[Stated problem]
Write out each entry, exactly the way it appears.

##### Extracted material

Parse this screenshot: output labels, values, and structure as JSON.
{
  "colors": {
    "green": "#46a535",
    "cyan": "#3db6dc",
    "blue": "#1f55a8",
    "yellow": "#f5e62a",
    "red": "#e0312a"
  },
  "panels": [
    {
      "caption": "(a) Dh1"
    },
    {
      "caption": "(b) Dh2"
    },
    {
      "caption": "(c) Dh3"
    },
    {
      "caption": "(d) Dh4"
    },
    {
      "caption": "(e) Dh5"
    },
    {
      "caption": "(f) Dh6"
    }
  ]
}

##########

[Response below]
Parse this screenshot: output labels, values, and structure as JSON.
{
  "colors": {
    "green": "#46a535",
    "cyan": "#3db6dc",
    "blue": "#1f55a8",
    "yellow": "#f5e62a",
    "red": "#e0312a"
  },
  "panels": [
    {
      "caption": "(a) Dh1"
    },
    {
      "caption": "(b) Dh2"
    },
    {
      "caption": "(c) Dh3"
    },
    {
      "caption": "(d) Dh4"
    },
    {
      "caption": "(e) Dh5"
    },
    {
      "caption": "(f) Dh6"
    }
  ]
}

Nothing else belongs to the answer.